THE EXERCISE:
Copy every line from the material below that holds "this".

Extracts from a graphics dataset:
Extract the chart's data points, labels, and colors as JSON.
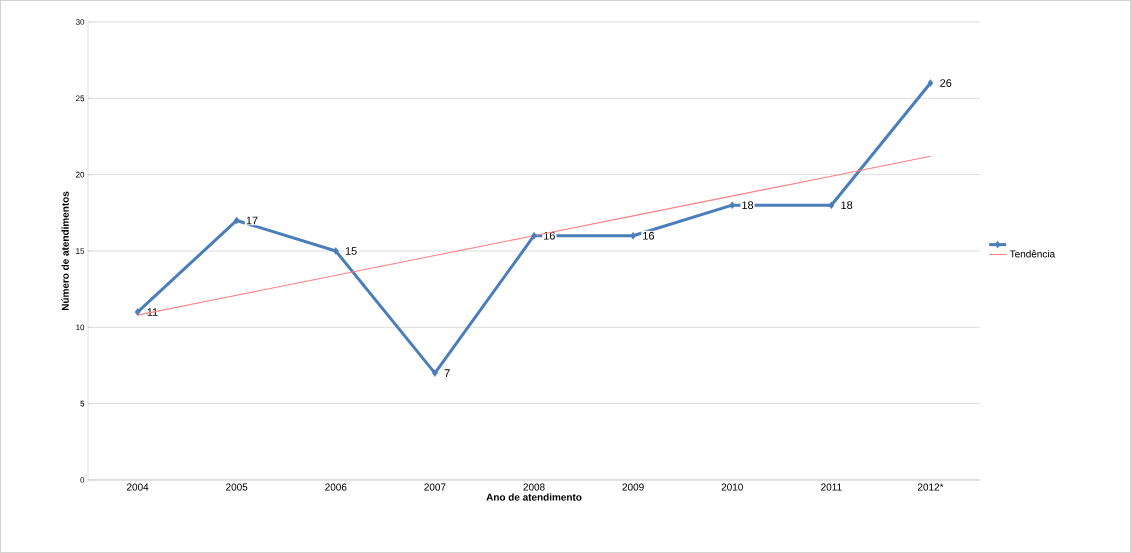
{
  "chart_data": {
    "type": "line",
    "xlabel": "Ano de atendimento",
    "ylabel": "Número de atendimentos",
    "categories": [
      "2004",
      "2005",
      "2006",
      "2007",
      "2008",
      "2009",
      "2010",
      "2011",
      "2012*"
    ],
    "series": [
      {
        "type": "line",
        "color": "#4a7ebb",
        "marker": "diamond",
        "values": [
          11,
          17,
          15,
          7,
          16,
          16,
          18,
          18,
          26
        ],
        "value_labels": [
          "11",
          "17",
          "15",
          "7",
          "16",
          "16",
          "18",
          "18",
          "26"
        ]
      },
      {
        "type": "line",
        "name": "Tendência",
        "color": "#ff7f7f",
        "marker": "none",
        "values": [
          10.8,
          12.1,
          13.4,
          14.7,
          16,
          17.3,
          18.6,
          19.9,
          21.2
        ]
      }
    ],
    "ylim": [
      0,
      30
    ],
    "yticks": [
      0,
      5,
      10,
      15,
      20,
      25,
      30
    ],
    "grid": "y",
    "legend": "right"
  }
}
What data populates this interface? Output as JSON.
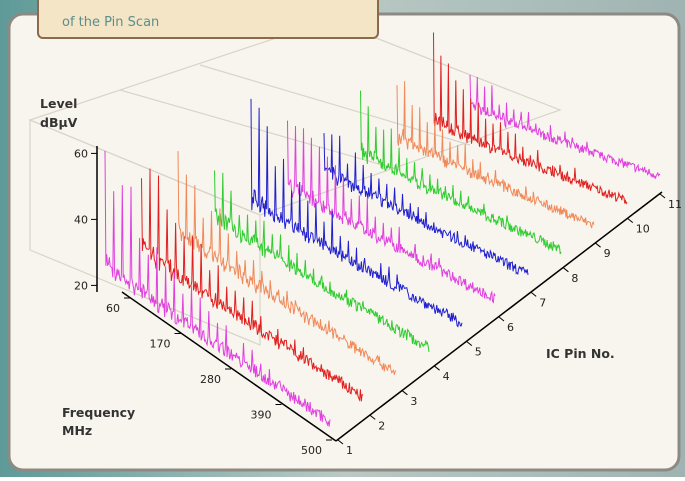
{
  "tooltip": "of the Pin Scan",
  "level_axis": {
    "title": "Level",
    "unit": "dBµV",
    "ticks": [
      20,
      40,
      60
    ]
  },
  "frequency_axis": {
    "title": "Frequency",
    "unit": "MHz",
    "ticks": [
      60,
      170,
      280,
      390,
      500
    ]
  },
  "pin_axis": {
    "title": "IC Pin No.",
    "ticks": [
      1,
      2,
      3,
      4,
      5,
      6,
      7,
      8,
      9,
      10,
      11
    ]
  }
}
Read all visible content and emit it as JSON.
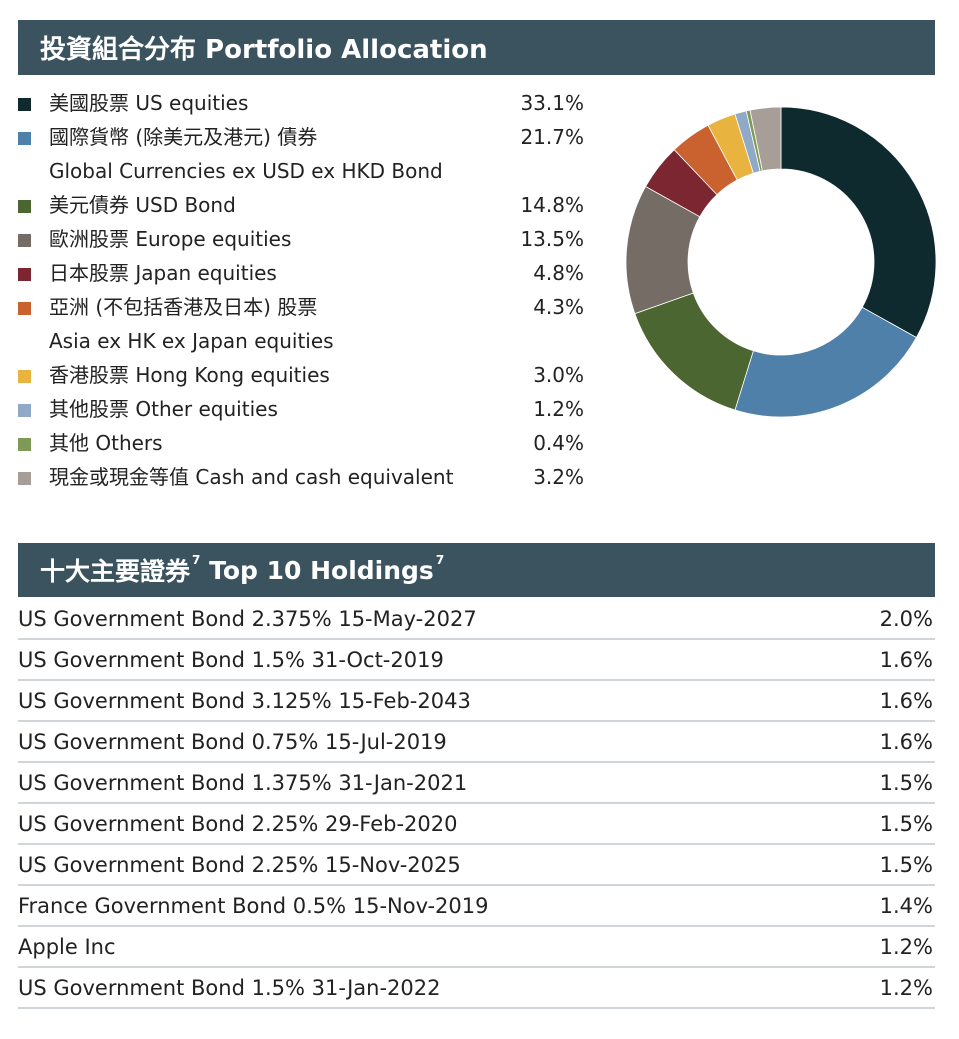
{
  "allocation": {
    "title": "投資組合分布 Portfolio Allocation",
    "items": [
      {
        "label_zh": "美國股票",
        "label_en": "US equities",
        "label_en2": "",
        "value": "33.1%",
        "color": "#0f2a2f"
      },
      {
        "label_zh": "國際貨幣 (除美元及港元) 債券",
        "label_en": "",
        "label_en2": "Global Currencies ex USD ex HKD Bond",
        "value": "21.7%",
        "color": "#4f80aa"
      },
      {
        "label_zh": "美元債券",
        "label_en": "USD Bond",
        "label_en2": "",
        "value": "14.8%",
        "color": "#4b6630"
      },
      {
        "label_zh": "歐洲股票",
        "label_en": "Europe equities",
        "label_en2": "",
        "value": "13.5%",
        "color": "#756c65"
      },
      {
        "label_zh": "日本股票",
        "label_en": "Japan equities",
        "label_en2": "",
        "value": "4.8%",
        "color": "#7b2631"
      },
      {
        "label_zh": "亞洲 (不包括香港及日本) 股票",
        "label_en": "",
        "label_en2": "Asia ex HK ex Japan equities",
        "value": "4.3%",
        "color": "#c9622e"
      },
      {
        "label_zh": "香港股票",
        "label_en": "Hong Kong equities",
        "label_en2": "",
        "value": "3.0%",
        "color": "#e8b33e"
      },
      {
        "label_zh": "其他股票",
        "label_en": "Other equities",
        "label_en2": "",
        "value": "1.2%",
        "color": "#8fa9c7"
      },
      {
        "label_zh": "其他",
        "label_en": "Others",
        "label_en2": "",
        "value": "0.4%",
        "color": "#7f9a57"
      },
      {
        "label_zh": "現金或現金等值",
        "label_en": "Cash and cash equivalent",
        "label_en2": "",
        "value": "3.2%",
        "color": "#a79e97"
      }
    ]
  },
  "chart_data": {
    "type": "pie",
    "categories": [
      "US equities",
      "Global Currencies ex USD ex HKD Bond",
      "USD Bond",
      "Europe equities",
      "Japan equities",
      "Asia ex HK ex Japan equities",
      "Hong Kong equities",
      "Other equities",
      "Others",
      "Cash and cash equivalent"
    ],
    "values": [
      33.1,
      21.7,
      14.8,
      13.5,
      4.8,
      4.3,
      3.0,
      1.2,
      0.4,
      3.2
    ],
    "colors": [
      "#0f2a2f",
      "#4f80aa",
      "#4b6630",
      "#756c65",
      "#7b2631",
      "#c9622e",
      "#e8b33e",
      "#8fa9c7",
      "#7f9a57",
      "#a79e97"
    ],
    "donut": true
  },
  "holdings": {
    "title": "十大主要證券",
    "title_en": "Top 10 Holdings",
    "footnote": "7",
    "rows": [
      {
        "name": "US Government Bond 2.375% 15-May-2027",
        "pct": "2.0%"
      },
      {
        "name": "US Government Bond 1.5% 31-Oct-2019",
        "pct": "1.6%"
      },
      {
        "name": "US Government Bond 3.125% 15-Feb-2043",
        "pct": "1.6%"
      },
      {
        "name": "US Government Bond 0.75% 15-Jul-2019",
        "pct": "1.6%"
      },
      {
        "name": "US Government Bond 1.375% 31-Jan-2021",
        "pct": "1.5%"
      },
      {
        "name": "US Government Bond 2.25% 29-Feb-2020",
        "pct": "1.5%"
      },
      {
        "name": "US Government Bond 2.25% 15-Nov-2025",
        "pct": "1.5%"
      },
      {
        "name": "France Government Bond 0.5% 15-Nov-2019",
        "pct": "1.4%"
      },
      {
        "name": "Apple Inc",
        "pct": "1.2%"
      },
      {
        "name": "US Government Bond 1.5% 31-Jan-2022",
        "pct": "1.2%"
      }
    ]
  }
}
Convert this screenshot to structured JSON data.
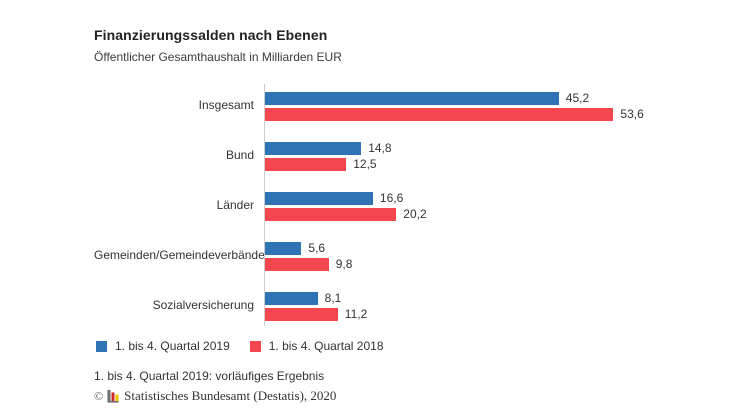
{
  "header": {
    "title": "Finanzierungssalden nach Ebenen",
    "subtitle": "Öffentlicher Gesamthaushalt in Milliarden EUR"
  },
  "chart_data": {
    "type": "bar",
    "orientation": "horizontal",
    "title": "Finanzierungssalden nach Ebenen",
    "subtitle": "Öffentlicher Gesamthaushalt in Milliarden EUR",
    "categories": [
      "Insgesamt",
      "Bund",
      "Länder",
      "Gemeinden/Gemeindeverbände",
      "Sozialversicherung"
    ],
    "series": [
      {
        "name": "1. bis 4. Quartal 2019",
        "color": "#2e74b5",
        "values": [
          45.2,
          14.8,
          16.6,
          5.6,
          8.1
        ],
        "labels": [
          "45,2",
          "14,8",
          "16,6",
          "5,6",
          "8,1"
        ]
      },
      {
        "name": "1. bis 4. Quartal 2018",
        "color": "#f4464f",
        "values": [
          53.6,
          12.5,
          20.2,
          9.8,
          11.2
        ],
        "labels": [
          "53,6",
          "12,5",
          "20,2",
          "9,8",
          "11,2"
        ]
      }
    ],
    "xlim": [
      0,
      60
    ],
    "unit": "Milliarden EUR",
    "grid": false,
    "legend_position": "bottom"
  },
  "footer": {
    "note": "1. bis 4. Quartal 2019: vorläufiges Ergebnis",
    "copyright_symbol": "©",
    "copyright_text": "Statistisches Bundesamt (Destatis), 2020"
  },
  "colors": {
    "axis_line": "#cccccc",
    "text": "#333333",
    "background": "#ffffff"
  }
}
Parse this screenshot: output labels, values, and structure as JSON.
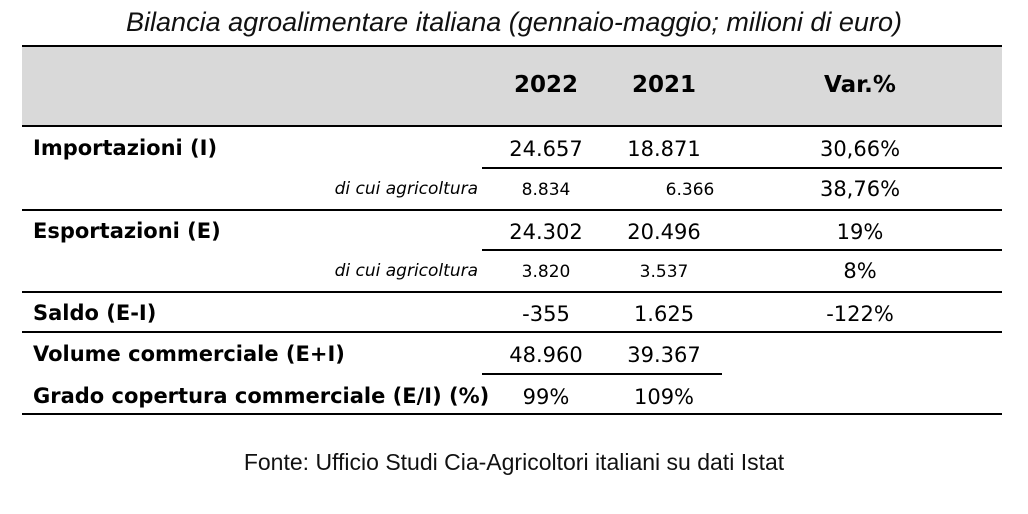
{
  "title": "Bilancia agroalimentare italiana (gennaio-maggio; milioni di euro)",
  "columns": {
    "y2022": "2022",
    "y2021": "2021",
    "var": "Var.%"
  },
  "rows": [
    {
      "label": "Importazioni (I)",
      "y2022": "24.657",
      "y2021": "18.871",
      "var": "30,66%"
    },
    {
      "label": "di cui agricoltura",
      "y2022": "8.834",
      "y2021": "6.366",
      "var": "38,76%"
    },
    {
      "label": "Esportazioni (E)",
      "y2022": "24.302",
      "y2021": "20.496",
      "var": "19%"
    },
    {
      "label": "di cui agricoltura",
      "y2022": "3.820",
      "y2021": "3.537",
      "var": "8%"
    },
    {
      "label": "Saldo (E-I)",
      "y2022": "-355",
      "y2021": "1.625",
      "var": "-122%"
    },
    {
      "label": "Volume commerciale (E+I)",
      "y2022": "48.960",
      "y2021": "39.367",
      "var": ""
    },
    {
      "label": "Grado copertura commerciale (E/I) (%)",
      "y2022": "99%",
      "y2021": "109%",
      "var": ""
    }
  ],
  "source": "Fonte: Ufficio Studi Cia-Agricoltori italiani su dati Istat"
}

RESULT OF THE TASK:
What data populates this interface? Output as JSON.
Convert this screenshot to structured JSON data.
Parse this screenshot: output labels, values, and structure as JSON.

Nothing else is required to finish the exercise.